> [Listed entries]:
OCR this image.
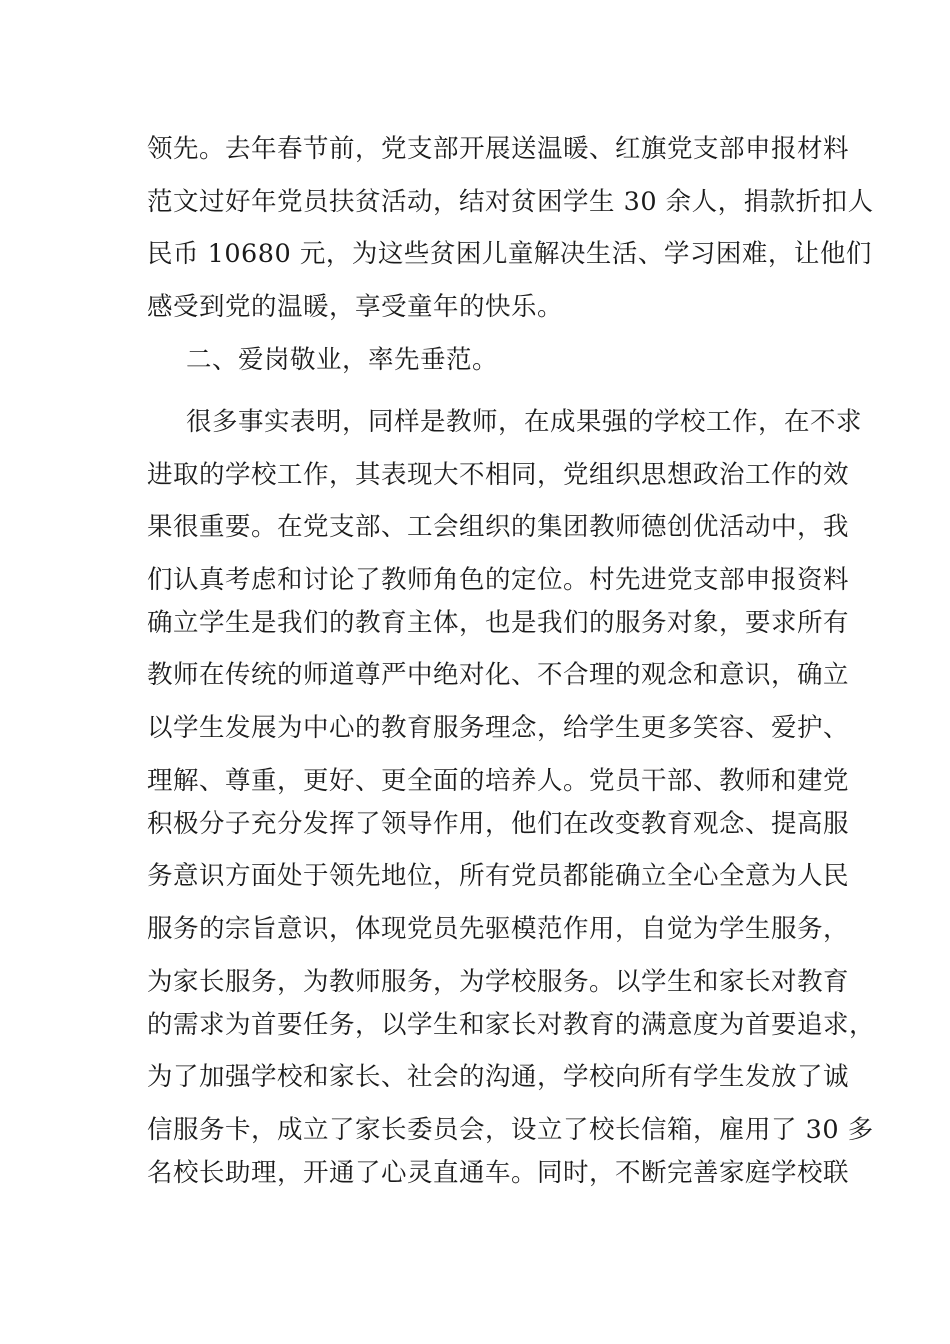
领先。去年春节前，党支部开展送温暖、红旗党支部申报材料
范文过好年党员扶贫活动，结对贫困学生 30 余人，捐款折扣人
民币 10680 元，为这些贫困儿童解决生活、学习困难，让他们
感受到党的温暖，享受童年的快乐。
二、爱岗敬业，率先垂范。
很多事实表明，同样是教师，在成果强的学校工作，在不求
进取的学校工作，其表现大不相同，党组织思想政治工作的效
果很重要。在党支部、工会组织的集团教师德创优活动中，我
们认真考虑和讨论了教师角色的定位。村先进党支部申报资料
确立学生是我们的教育主体，也是我们的服务对象，要求所有
教师在传统的师道尊严中绝对化、不合理的观念和意识，确立
以学生发展为中心的教育服务理念，给学生更多笑容、爱护、
理解、尊重，更好、更全面的培养人。党员干部、教师和建党
积极分子充分发挥了领导作用，他们在改变教育观念、提高服
务意识方面处于领先地位，所有党员都能确立全心全意为人民
服务的宗旨意识，体现党员先驱模范作用，自觉为学生服务，
为家长服务，为教师服务，为学校服务。以学生和家长对教育
的需求为首要任务，以学生和家长对教育的满意度为首要追求，
为了加强学校和家长、社会的沟通，学校向所有学生发放了诚
信服务卡，成立了家长委员会，设立了校长信箱，雇用了 30 多
名校长助理，开通了心灵直通车。同时，不断完善家庭学校联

> [Your instructions]:
Set the entries down again exactly. Do not include the images.

> [Exercise solution]:
OCR this image.
领先。去年春节前，党支部开展送温暖、红旗党支部申报材料
范文过好年党员扶贫活动，结对贫困学生 30 余人，捐款折扣人
民币 10680 元，为这些贫困儿童解决生活、学习困难，让他们
感受到党的温暖，享受童年的快乐。
二、爱岗敬业，率先垂范。
很多事实表明，同样是教师，在成果强的学校工作，在不求
进取的学校工作，其表现大不相同，党组织思想政治工作的效
果很重要。在党支部、工会组织的集团教师德创优活动中，我
们认真考虑和讨论了教师角色的定位。村先进党支部申报资料
确立学生是我们的教育主体，也是我们的服务对象，要求所有
教师在传统的师道尊严中绝对化、不合理的观念和意识，确立
以学生发展为中心的教育服务理念，给学生更多笑容、爱护、
理解、尊重，更好、更全面的培养人。党员干部、教师和建党
积极分子充分发挥了领导作用，他们在改变教育观念、提高服
务意识方面处于领先地位，所有党员都能确立全心全意为人民
服务的宗旨意识，体现党员先驱模范作用，自觉为学生服务，
为家长服务，为教师服务，为学校服务。以学生和家长对教育
的需求为首要任务，以学生和家长对教育的满意度为首要追求，
为了加强学校和家长、社会的沟通，学校向所有学生发放了诚
信服务卡，成立了家长委员会，设立了校长信箱，雇用了 30 多
名校长助理，开通了心灵直通车。同时，不断完善家庭学校联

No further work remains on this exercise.